From the entries below, report how many lines contain the string "Details". Give only that number.

● Information supplied:

--- START ---

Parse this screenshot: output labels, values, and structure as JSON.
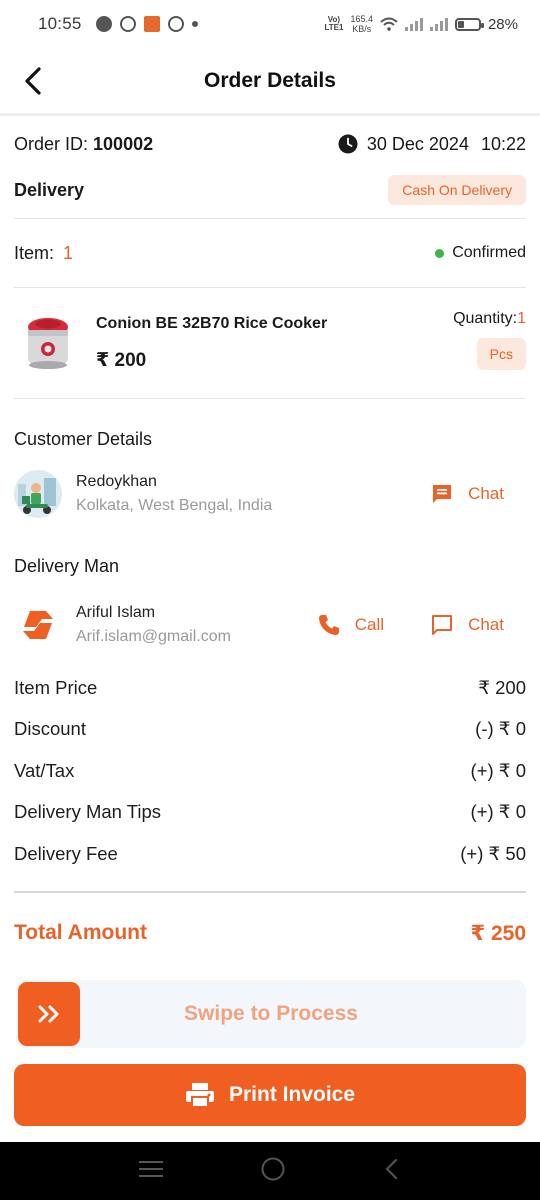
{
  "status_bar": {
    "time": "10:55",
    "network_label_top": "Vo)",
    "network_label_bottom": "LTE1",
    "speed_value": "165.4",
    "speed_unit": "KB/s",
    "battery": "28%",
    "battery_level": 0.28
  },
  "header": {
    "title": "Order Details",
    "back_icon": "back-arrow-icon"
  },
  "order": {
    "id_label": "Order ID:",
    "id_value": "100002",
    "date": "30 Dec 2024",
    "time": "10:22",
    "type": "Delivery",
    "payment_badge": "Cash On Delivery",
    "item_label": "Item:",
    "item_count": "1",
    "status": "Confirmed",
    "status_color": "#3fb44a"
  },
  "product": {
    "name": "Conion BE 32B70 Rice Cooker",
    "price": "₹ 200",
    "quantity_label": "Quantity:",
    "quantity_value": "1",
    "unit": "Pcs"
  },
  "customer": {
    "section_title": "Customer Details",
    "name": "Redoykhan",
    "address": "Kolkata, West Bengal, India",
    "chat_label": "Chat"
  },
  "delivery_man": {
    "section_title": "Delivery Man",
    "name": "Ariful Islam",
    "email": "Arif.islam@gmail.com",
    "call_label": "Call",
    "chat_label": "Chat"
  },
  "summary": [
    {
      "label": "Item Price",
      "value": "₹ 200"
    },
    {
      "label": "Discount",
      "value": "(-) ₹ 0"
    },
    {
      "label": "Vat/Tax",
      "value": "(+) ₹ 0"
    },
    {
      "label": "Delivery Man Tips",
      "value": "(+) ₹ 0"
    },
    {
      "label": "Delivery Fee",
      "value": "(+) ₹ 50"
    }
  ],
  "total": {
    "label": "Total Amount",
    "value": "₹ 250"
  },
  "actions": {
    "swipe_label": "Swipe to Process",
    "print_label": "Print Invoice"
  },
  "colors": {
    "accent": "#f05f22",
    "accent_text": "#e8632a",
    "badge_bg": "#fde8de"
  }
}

--- END ---
--- START ---

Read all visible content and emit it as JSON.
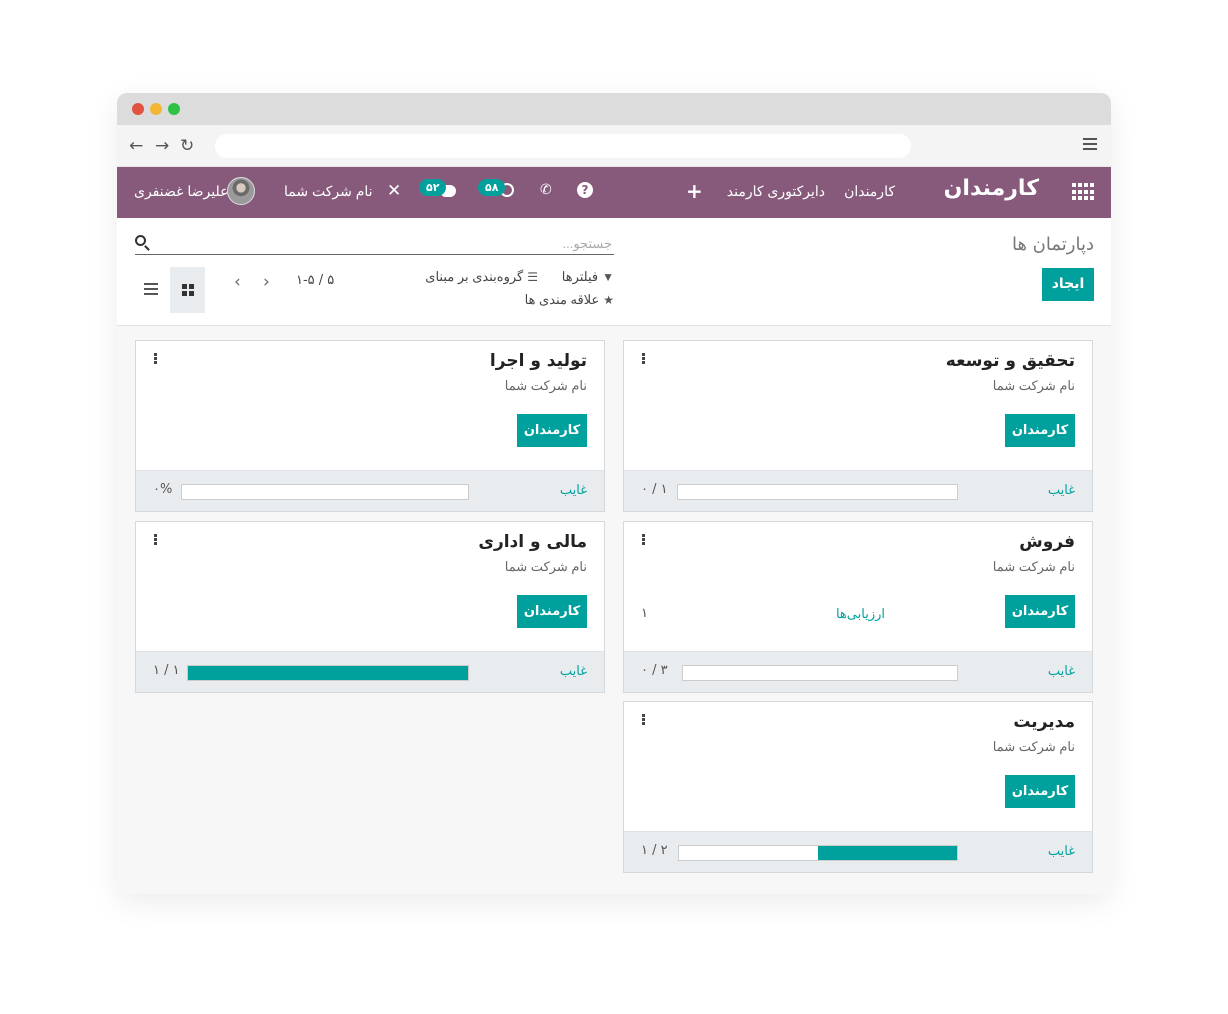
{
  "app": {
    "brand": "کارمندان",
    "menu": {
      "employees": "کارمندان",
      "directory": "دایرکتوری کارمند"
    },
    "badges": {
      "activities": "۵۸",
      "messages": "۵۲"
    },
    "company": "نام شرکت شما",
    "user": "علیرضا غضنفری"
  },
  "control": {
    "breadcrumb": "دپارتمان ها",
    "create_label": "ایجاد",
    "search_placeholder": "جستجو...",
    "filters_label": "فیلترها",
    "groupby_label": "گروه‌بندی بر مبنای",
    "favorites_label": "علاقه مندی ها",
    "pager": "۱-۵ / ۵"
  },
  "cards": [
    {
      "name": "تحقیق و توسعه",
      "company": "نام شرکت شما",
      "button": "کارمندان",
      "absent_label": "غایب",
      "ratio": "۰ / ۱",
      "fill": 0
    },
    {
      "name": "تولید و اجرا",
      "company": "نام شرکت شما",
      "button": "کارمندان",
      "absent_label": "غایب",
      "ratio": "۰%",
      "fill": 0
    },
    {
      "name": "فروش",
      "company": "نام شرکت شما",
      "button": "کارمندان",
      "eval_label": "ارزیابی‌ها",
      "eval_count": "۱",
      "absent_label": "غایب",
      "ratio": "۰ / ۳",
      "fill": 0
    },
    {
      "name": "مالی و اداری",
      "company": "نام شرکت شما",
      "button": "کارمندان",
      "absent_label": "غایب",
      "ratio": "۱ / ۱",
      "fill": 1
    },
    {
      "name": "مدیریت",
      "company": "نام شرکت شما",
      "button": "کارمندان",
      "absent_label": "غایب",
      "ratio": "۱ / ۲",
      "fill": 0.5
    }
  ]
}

--- END ---

● Correct response: 2